━━ MATERIAL

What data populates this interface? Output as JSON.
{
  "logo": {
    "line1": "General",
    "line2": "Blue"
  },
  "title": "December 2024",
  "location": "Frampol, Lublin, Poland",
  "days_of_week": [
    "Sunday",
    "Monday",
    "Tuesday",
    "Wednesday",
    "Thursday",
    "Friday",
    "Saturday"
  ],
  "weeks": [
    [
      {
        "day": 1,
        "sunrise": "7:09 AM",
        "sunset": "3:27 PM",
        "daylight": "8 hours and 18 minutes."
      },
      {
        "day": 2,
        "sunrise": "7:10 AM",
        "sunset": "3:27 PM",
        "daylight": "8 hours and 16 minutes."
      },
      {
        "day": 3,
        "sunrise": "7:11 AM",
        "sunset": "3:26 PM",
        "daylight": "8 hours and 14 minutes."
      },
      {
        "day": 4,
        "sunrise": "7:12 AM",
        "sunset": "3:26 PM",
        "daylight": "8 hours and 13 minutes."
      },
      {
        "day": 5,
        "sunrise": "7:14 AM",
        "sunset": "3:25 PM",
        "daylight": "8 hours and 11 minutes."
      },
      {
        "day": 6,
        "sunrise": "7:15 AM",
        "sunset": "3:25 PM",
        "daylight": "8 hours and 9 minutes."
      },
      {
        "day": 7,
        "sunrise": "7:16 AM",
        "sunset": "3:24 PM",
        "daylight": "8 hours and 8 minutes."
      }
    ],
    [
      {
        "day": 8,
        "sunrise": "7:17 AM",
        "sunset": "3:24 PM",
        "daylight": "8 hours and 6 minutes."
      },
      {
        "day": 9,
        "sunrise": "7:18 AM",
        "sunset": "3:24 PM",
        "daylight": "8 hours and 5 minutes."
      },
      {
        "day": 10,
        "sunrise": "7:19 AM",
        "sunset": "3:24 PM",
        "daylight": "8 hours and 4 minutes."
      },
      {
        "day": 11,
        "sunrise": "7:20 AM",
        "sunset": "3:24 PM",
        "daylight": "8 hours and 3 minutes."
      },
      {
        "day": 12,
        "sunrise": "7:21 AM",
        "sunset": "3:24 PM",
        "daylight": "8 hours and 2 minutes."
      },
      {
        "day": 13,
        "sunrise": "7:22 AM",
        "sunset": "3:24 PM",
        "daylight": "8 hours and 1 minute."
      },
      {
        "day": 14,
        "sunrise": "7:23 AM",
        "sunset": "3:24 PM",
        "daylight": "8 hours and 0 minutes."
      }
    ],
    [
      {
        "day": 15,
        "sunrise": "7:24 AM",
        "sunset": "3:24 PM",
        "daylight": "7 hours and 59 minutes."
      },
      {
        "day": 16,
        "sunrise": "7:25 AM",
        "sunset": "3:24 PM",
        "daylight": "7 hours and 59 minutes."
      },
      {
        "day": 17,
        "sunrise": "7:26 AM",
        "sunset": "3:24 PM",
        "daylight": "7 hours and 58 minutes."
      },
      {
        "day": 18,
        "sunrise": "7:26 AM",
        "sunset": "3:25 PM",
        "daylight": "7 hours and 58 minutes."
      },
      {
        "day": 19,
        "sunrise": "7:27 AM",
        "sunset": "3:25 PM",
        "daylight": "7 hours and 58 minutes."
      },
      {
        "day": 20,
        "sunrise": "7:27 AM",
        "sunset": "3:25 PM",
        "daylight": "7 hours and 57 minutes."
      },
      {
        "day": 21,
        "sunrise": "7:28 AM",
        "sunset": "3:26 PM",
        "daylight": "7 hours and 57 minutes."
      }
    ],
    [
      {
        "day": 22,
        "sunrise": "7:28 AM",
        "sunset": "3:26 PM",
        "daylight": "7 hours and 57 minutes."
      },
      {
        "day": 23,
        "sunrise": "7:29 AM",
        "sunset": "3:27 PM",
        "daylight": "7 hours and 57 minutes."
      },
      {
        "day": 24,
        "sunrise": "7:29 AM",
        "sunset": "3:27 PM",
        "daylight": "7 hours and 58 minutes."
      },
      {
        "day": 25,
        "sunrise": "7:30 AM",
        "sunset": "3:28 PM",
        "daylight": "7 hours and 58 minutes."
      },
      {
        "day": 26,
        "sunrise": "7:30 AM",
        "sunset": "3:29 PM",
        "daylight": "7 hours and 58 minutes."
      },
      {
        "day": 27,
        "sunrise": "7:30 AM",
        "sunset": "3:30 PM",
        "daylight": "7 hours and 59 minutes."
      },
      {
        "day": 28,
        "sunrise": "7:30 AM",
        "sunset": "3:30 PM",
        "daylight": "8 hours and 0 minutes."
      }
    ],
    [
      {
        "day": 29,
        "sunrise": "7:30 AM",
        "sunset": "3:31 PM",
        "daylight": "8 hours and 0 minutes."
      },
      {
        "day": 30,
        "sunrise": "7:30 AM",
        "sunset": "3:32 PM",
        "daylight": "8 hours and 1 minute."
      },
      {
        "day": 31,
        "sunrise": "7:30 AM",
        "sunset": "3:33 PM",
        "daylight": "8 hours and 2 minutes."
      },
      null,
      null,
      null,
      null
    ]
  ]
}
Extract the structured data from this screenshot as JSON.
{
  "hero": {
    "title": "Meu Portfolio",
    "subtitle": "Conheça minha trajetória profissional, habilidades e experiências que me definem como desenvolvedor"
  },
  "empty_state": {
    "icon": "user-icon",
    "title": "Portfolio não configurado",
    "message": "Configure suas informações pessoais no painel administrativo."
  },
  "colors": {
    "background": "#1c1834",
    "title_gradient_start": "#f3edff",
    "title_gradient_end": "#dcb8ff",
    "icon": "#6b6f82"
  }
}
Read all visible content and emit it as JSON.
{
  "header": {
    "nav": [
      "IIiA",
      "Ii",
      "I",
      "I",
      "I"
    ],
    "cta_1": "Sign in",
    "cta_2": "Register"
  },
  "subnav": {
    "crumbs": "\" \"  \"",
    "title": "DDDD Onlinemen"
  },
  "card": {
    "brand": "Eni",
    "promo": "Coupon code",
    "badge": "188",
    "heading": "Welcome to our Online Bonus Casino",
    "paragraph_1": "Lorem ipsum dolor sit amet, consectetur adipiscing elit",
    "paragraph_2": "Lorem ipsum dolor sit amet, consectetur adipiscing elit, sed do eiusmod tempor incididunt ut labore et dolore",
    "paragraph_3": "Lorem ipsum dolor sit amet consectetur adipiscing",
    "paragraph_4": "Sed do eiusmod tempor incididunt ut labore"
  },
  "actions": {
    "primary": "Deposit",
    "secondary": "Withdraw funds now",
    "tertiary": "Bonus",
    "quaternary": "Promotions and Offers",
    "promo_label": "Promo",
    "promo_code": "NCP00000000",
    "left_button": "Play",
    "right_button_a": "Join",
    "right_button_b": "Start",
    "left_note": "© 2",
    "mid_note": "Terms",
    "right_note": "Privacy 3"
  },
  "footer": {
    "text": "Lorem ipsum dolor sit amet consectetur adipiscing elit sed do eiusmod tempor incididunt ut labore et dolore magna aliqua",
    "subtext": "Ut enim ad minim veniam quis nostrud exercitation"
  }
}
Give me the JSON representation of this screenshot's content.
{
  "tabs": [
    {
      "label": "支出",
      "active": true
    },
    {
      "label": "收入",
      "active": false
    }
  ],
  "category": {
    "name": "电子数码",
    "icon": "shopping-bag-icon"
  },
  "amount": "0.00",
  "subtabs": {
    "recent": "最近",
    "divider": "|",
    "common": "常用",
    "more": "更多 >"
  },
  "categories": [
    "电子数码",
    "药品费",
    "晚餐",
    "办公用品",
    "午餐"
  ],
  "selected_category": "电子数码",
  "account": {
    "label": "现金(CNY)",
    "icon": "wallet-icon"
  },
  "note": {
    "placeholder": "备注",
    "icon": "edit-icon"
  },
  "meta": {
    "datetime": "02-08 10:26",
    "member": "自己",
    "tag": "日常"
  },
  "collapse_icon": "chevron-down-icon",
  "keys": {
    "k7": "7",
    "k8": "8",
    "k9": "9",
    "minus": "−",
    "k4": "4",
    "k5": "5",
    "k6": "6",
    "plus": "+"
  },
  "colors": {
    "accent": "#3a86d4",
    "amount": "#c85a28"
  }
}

━━━━

STATED GOAL: Take the line in which "Give me the" occurs and each subsequent line through the end; give these lines again without alteration.

EXERCISE SOLUTION:
Give me the JSON representation of this screenshot's content.
{
  "tabs": [
    {
      "label": "支出",
      "active": true
    },
    {
      "label": "收入",
      "active": false
    }
  ],
  "category": {
    "name": "电子数码",
    "icon": "shopping-bag-icon"
  },
  "amount": "0.00",
  "subtabs": {
    "recent": "最近",
    "divider": "|",
    "common": "常用",
    "more": "更多 >"
  },
  "categories": [
    "电子数码",
    "药品费",
    "晚餐",
    "办公用品",
    "午餐"
  ],
  "selected_category": "电子数码",
  "account": {
    "label": "现金(CNY)",
    "icon": "wallet-icon"
  },
  "note": {
    "placeholder": "备注",
    "icon": "edit-icon"
  },
  "meta": {
    "datetime": "02-08 10:26",
    "member": "自己",
    "tag": "日常"
  },
  "collapse_icon": "chevron-down-icon",
  "keys": {
    "k7": "7",
    "k8": "8",
    "k9": "9",
    "minus": "−",
    "k4": "4",
    "k5": "5",
    "k6": "6",
    "plus": "+"
  },
  "colors": {
    "accent": "#3a86d4",
    "amount": "#c85a28"
  }
}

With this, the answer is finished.